===== RECORD EXCERPTS =====

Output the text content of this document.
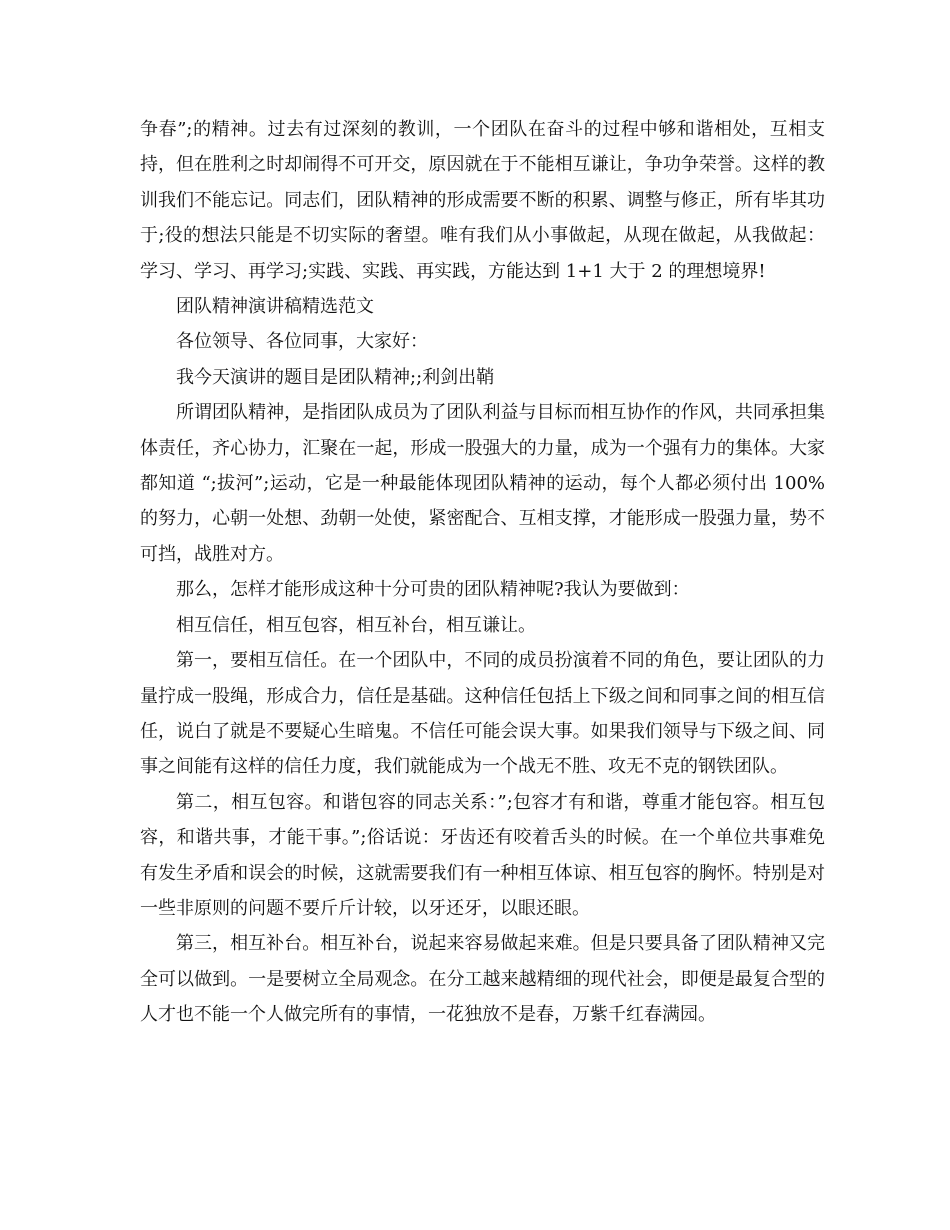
争春”;的精神。过去有过深刻的教训，一个团队在奋斗的过程中够和谐相处，互相支持，但在胜利之时却闹得不可开交，原因就在于不能相互谦让，争功争荣誉。这样的教训我们不能忘记。同志们，团队精神的形成需要不断的积累、调整与修正，所有毕其功于;役的想法只能是不切实际的奢望。唯有我们从小事做起，从现在做起，从我做起：学习、学习、再学习;实践、实践、再实践，方能达到 1+1 大于 2 的理想境界!

团队精神演讲稿精选范文

各位领导、各位同事，大家好：

我今天演讲的题目是团队精神;;利剑出鞘

所谓团队精神，是指团队成员为了团队利益与目标而相互协作的作风，共同承担集体责任，齐心协力，汇聚在一起，形成一股强大的力量，成为一个强有力的集体。大家都知道 “;拔河”;运动，它是一种最能体现团队精神的运动，每个人都必须付出 100%的努力，心朝一处想、劲朝一处使，紧密配合、互相支撑，才能形成一股强力量，势不可挡，战胜对方。

那么，怎样才能形成这种十分可贵的团队精神呢?我认为要做到：

相互信任，相互包容，相互补台，相互谦让。

第一，要相互信任。在一个团队中，不同的成员扮演着不同的角色，要让团队的力量拧成一股绳，形成合力，信任是基础。这种信任包括上下级之间和同事之间的相互信任，说白了就是不要疑心生暗鬼。不信任可能会误大事。如果我们领导与下级之间、同事之间能有这样的信任力度，我们就能成为一个战无不胜、攻无不克的钢铁团队。

第二，相互包容。和谐包容的同志关系：”;包容才有和谐，尊重才能包容。相互包容，和谐共事，才能干事。”;俗话说：牙齿还有咬着舌头的时候。在一个单位共事难免有发生矛盾和误会的时候，这就需要我们有一种相互体谅、相互包容的胸怀。特别是对一些非原则的问题不要斤斤计较，以牙还牙，以眼还眼。

第三，相互补台。相互补台，说起来容易做起来难。但是只要具备了团队精神又完全可以做到。一是要树立全局观念。在分工越来越精细的现代社会，即便是最复合型的人才也不能一个人做完所有的事情，一花独放不是春，万紫千红春满园。
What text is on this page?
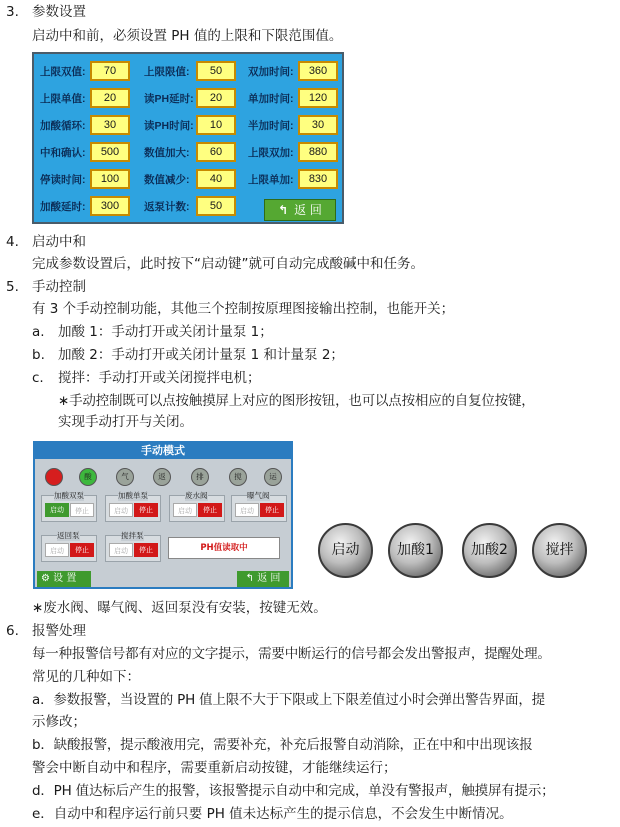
3. 参数设置
启动中和前，必须设置 PH 值的上限和下限范围值。
上限双值:	70	上限限值:	50	双加时间:	360
上限单值:	20	读PH延时:	20	单加时间:	120
加酸循环:	30	读PH时间:	10	半加时间:	30
中和确认:	500	数值加大:	60	上限双加:	880
停读时间:	100	数值减少:	40	上限单加:	830
加酸延时:	300	返泵计数:	50	↰ 返 回
4. 启动中和
完成参数设置后，此时按下“启动键”就可自动完成酸碱中和任务。
5. 手动控制
有 3 个手动控制功能，其他三个控制按原理图接输出控制，也能开关；
a. 加酸 1：手动打开或关闭计量泵 1；
b. 加酸 2：手动打开或关闭计量泵 1 和计量泵 2；
c. 搅拌：手动打开或关闭搅拌电机；
∗手动控制既可以点按触摸屏上对应的图形按钮，也可以点按相应的自复位按键，
实现手动打开与关闭。
手动模式
酸	气	返	排	搅	运
加酸双泵
启动	停止
加酸单泵
启动	停止
废水阀
启动	停止
曝气阀
启动	停止
返回泵
启动	停止
搅拌泵
启动	停止	PH值读取中
⚙ 设 置	↰ 返 回
启动	加酸1	加酸2	搅拌
∗废水阀、曝气阀、返回泵没有安装，按键无效。
6. 报警处理
每一种报警信号都有对应的文字提示，需要中断运行的信号都会发出警报声，提醒处理。
常见的几种如下：
a．参数报警，当设置的 PH 值上限不大于下限或上下限差值过小时会弹出警告界面，提
示修改；
b．缺酸报警，提示酸液用完，需要补充，补充后报警自动消除，正在中和中出现该报
警会中断自动中和程序，需要重新启动按键，才能继续运行；
d．PH 值达标后产生的报警，该报警提示自动中和完成，单没有警报声，触摸屏有提示；
e．自动中和程序运行前只要 PH 值未达标产生的提示信息，不会发生中断情况。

=====

Images in the records should not be copied. Repeat all the rest exactly.

Output the text content of this document.
争春”;的精神。过去有过深刻的教训，一个团队在奋斗的过程中够和谐相处，互相支持，但在胜利之时却闹得不可开交，原因就在于不能相互谦让，争功争荣誉。这样的教训我们不能忘记。同志们，团队精神的形成需要不断的积累、调整与修正，所有毕其功于;役的想法只能是不切实际的奢望。唯有我们从小事做起，从现在做起，从我做起：学习、学习、再学习;实践、实践、再实践，方能达到 1+1 大于 2 的理想境界!

团队精神演讲稿精选范文

各位领导、各位同事，大家好：

我今天演讲的题目是团队精神;;利剑出鞘

所谓团队精神，是指团队成员为了团队利益与目标而相互协作的作风，共同承担集体责任，齐心协力，汇聚在一起，形成一股强大的力量，成为一个强有力的集体。大家都知道 “;拔河”;运动，它是一种最能体现团队精神的运动，每个人都必须付出 100%的努力，心朝一处想、劲朝一处使，紧密配合、互相支撑，才能形成一股强力量，势不可挡，战胜对方。

那么，怎样才能形成这种十分可贵的团队精神呢?我认为要做到：

相互信任，相互包容，相互补台，相互谦让。

第一，要相互信任。在一个团队中，不同的成员扮演着不同的角色，要让团队的力量拧成一股绳，形成合力，信任是基础。这种信任包括上下级之间和同事之间的相互信任，说白了就是不要疑心生暗鬼。不信任可能会误大事。如果我们领导与下级之间、同事之间能有这样的信任力度，我们就能成为一个战无不胜、攻无不克的钢铁团队。

第二，相互包容。和谐包容的同志关系：”;包容才有和谐，尊重才能包容。相互包容，和谐共事，才能干事。”;俗话说：牙齿还有咬着舌头的时候。在一个单位共事难免有发生矛盾和误会的时候，这就需要我们有一种相互体谅、相互包容的胸怀。特别是对一些非原则的问题不要斤斤计较，以牙还牙，以眼还眼。

第三，相互补台。相互补台，说起来容易做起来难。但是只要具备了团队精神又完全可以做到。一是要树立全局观念。在分工越来越精细的现代社会，即便是最复合型的人才也不能一个人做完所有的事情，一花独放不是春，万紫千红春满园。
What text is on this page?
3. 参数设置
启动中和前，必须设置 PH 值的上限和下限范围值。
上限双值:	70	上限限值:	50	双加时间:	360
上限单值:	20	读PH延时:	20	单加时间:	120
加酸循环:	30	读PH时间:	10	半加时间:	30
中和确认:	500	数值加大:	60	上限双加:	880
停读时间:	100	数值减少:	40	上限单加:	830
加酸延时:	300	返泵计数:	50	↰ 返 回
4. 启动中和
完成参数设置后，此时按下“启动键”就可自动完成酸碱中和任务。
5. 手动控制
有 3 个手动控制功能，其他三个控制按原理图接输出控制，也能开关；
a. 加酸 1：手动打开或关闭计量泵 1；
b. 加酸 2：手动打开或关闭计量泵 1 和计量泵 2；
c. 搅拌：手动打开或关闭搅拌电机；
∗手动控制既可以点按触摸屏上对应的图形按钮，也可以点按相应的自复位按键，
实现手动打开与关闭。
手动模式
酸	气	返	排	搅	运
加酸双泵
启动	停止
加酸单泵
启动	停止
废水阀
启动	停止
曝气阀
启动	停止
返回泵
启动	停止
搅拌泵
启动	停止	PH值读取中
⚙ 设 置	↰ 返 回
启动	加酸1	加酸2	搅拌
∗废水阀、曝气阀、返回泵没有安装，按键无效。
6. 报警处理
每一种报警信号都有对应的文字提示，需要中断运行的信号都会发出警报声，提醒处理。
常见的几种如下：
a．参数报警，当设置的 PH 值上限不大于下限或上下限差值过小时会弹出警告界面，提
示修改；
b．缺酸报警，提示酸液用完，需要补充，补充后报警自动消除，正在中和中出现该报
警会中断自动中和程序，需要重新启动按键，才能继续运行；
d．PH 值达标后产生的报警，该报警提示自动中和完成，单没有警报声，触摸屏有提示；
e．自动中和程序运行前只要 PH 值未达标产生的提示信息，不会发生中断情况。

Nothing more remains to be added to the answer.